Aim →
Go over the entries below line by line, copying each one that contains the word "screenshot".

----

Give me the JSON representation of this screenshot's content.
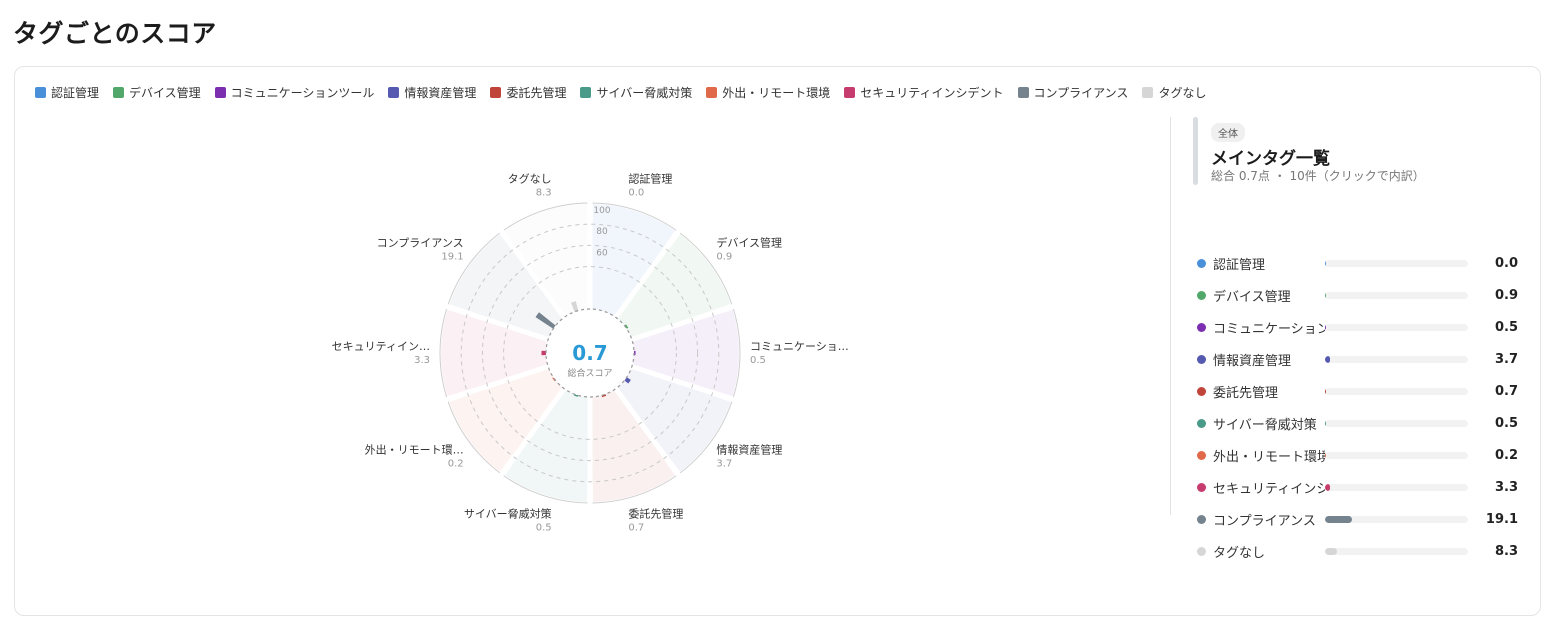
{
  "page": {
    "title": "タグごとのスコア"
  },
  "legend": [
    {
      "label": "認証管理",
      "color": "#4a90d9"
    },
    {
      "label": "デバイス管理",
      "color": "#52a86b"
    },
    {
      "label": "コミュニケーションツール",
      "color": "#7b2fb0"
    },
    {
      "label": "情報資産管理",
      "color": "#5559b0"
    },
    {
      "label": "委託先管理",
      "color": "#c0443a"
    },
    {
      "label": "サイバー脅威対策",
      "color": "#4a9a8a"
    },
    {
      "label": "外出・リモート環境",
      "color": "#e0694a"
    },
    {
      "label": "セキュリティインシデント",
      "color": "#c73c6e"
    },
    {
      "label": "コンプライアンス",
      "color": "#75838f"
    },
    {
      "label": "タグなし",
      "color": "#d6d6d6"
    }
  ],
  "center": {
    "score": "0.7",
    "label": "総合スコア",
    "score_color": "#2a9ad6"
  },
  "chart_data": {
    "type": "polar-bar",
    "categories": [
      "認証管理",
      "デバイス管理",
      "コミュニケーションツール",
      "情報資産管理",
      "委託先管理",
      "サイバー脅威対策",
      "外出・リモート環境",
      "セキュリティインシデント",
      "コンプライアンス",
      "タグなし"
    ],
    "labels": [
      "認証管理",
      "デバイス管理",
      "コミュニケーショ…",
      "情報資産管理",
      "委託先管理",
      "サイバー脅威対策",
      "外出・リモート環…",
      "セキュリティイン…",
      "コンプライアンス",
      "タグなし"
    ],
    "values": [
      0.0,
      0.9,
      0.5,
      3.7,
      0.7,
      0.5,
      0.2,
      3.3,
      19.1,
      8.3
    ],
    "value_labels": [
      "0.0",
      "0.9",
      "0.5",
      "3.7",
      "0.7",
      "0.5",
      "0.2",
      "3.3",
      "19.1",
      "8.3"
    ],
    "radial_ticks": [
      "60",
      "80",
      "100"
    ],
    "rlim": [
      0,
      100
    ],
    "average": 0.7
  },
  "side": {
    "chip": "全体",
    "title": "メインタグ一覧",
    "subtitle": "総合 0.7点 ・ 10件（クリックで内訳）",
    "rows": [
      {
        "name": "認証管理",
        "value": "0.0",
        "score": 0.0
      },
      {
        "name": "デバイス管理",
        "value": "0.9",
        "score": 0.9
      },
      {
        "name": "コミュニケーション",
        "value": "0.5",
        "score": 0.5
      },
      {
        "name": "情報資産管理",
        "value": "3.7",
        "score": 3.7
      },
      {
        "name": "委託先管理",
        "value": "0.7",
        "score": 0.7
      },
      {
        "name": "サイバー脅威対策",
        "value": "0.5",
        "score": 0.5
      },
      {
        "name": "外出・リモート環境",
        "value": "0.2",
        "score": 0.2
      },
      {
        "name": "セキュリティインシ",
        "value": "3.3",
        "score": 3.3
      },
      {
        "name": "コンプライアンス",
        "value": "19.1",
        "score": 19.1
      },
      {
        "name": "タグなし",
        "value": "8.3",
        "score": 8.3
      }
    ]
  }
}
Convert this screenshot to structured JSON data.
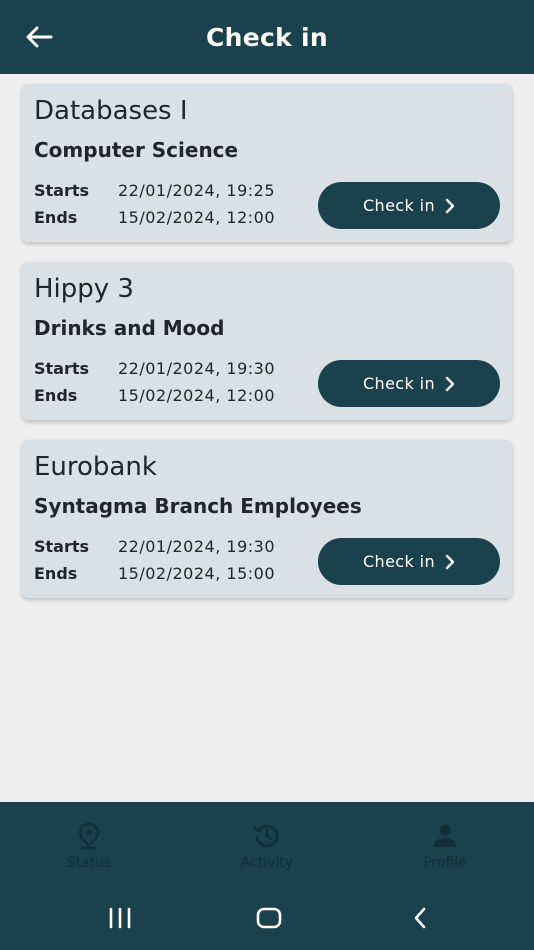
{
  "header": {
    "title": "Check in",
    "back_icon": "arrow-left-icon"
  },
  "events": [
    {
      "title": "Databases I",
      "subtitle": "Computer Science",
      "starts_label": "Starts",
      "starts_value": "22/01/2024, 19:25",
      "ends_label": "Ends",
      "ends_value": "15/02/2024, 12:00",
      "button_label": "Check in"
    },
    {
      "title": "Hippy 3",
      "subtitle": "Drinks and Mood",
      "starts_label": "Starts",
      "starts_value": "22/01/2024, 19:30",
      "ends_label": "Ends",
      "ends_value": "15/02/2024, 12:00",
      "button_label": "Check in"
    },
    {
      "title": "Eurobank",
      "subtitle": "Syntagma Branch Employees",
      "starts_label": "Starts",
      "starts_value": "22/01/2024, 19:30",
      "ends_label": "Ends",
      "ends_value": "15/02/2024, 15:00",
      "button_label": "Check in"
    }
  ],
  "bottom_nav": {
    "items": [
      {
        "label": "Status",
        "icon": "location-pin-icon"
      },
      {
        "label": "Activity",
        "icon": "history-icon"
      },
      {
        "label": "Profile",
        "icon": "person-icon"
      }
    ]
  },
  "system_nav": {
    "recents_icon": "recents-icon",
    "home_icon": "home-icon",
    "back_icon": "back-chevron-icon"
  },
  "colors": {
    "primary": "#1a414c",
    "card_bg": "#dae0e4",
    "page_bg": "#efefef",
    "text": "#23252a",
    "nav_inactive": "#132f37"
  }
}
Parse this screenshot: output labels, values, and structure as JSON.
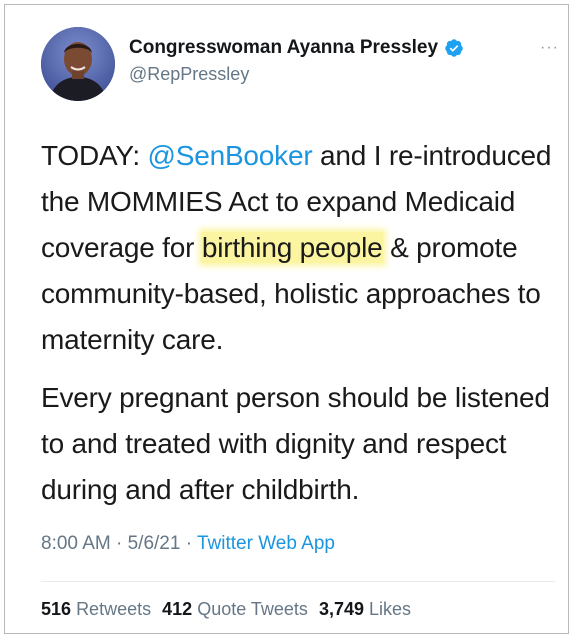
{
  "author": {
    "display_name": "Congresswoman Ayanna Pressley",
    "handle": "@RepPressley",
    "verified_icon": "verified-badge-icon",
    "more_icon": "more-options-icon",
    "more_glyph": "···"
  },
  "tweet": {
    "p1_a": "TODAY: ",
    "p1_mention": "@SenBooker",
    "p1_b": " and I re-introduced the MOMMIES Act to expand Medicaid coverage for ",
    "p1_highlight": "birthing people",
    "p1_c": " & promote community-based, holistic approaches to maternity care.",
    "p2": "Every pregnant person should be listened to and treated with dignity and respect during and after childbirth."
  },
  "meta": {
    "time": "8:00 AM",
    "sep1": " · ",
    "date": "5/6/21",
    "sep2": " · ",
    "source": "Twitter Web App"
  },
  "stats": {
    "retweets_count": "516",
    "retweets_label": "Retweets",
    "quotes_count": "412",
    "quotes_label": "Quote Tweets",
    "likes_count": "3,749",
    "likes_label": "Likes"
  },
  "colors": {
    "link": "#1b95e0",
    "muted": "#657786",
    "highlight": "#fbf5a1"
  }
}
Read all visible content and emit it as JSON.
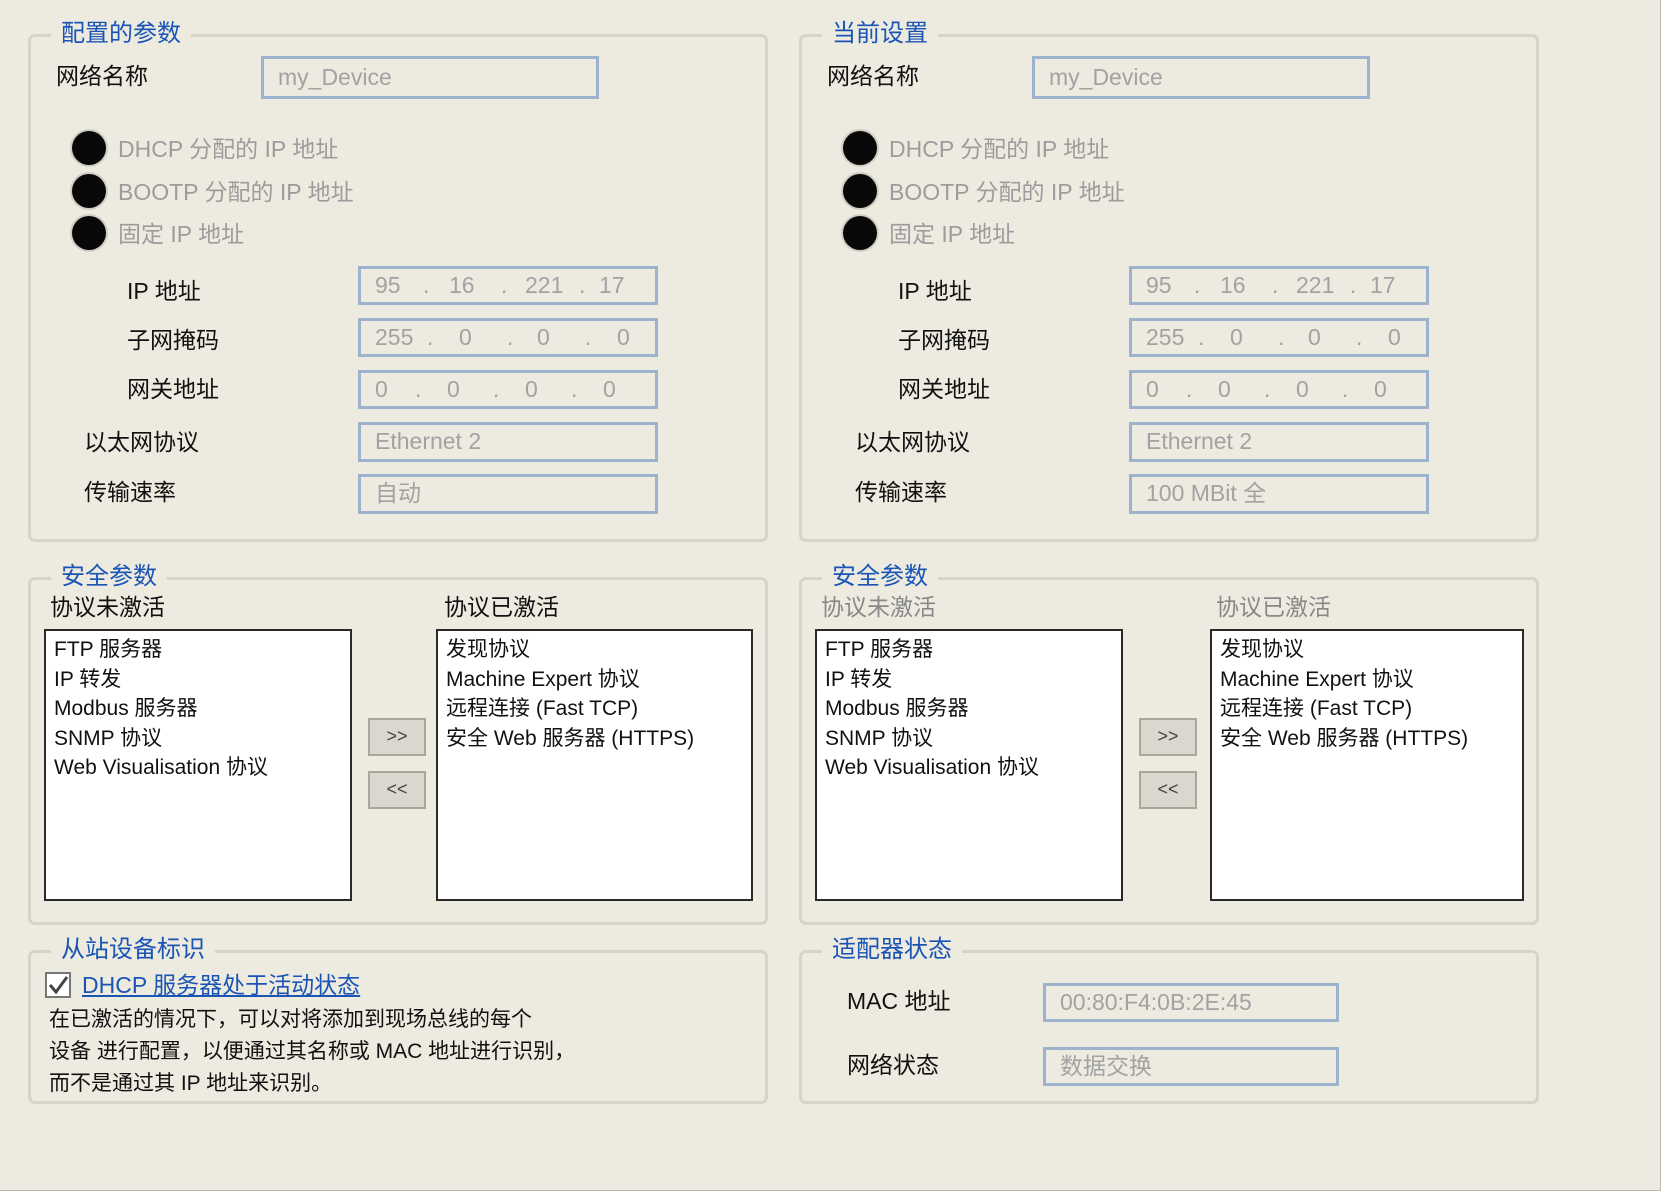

----

Result →
Give me the JSON representation of this screenshot's content.
Convert this screenshot to structured JSON data.
Parse this screenshot: output labels, values, and structure as JSON.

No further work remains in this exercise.